→ **GOAL OF THE EXERCISE**:
Your task is to print all of the material verbatim.

___ DATA EXTRACT ___

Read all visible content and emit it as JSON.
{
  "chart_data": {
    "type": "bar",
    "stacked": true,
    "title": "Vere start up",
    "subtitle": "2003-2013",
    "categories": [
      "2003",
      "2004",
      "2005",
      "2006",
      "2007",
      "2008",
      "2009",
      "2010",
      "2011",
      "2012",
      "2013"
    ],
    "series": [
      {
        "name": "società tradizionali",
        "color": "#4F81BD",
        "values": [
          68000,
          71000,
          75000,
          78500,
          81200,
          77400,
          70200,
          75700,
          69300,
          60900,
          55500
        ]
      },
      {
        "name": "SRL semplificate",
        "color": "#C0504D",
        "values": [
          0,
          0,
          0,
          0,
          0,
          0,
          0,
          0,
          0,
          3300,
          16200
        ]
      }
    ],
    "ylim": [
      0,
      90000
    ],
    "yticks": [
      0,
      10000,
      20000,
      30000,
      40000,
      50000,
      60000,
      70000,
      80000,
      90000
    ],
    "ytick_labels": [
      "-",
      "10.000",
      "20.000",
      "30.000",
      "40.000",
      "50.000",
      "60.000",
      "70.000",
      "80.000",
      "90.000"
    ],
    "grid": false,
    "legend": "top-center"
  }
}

___

→ **FINAL RESULT**:
Read all visible content and emit it as JSON.
{
  "chart_data": {
    "type": "bar",
    "stacked": true,
    "title": "Vere start up",
    "subtitle": "2003-2013",
    "categories": [
      "2003",
      "2004",
      "2005",
      "2006",
      "2007",
      "2008",
      "2009",
      "2010",
      "2011",
      "2012",
      "2013"
    ],
    "series": [
      {
        "name": "società tradizionali",
        "color": "#4F81BD",
        "values": [
          68000,
          71000,
          75000,
          78500,
          81200,
          77400,
          70200,
          75700,
          69300,
          60900,
          55500
        ]
      },
      {
        "name": "SRL semplificate",
        "color": "#C0504D",
        "values": [
          0,
          0,
          0,
          0,
          0,
          0,
          0,
          0,
          0,
          3300,
          16200
        ]
      }
    ],
    "ylim": [
      0,
      90000
    ],
    "yticks": [
      0,
      10000,
      20000,
      30000,
      40000,
      50000,
      60000,
      70000,
      80000,
      90000
    ],
    "ytick_labels": [
      "-",
      "10.000",
      "20.000",
      "30.000",
      "40.000",
      "50.000",
      "60.000",
      "70.000",
      "80.000",
      "90.000"
    ],
    "grid": false,
    "legend": "top-center"
  }
}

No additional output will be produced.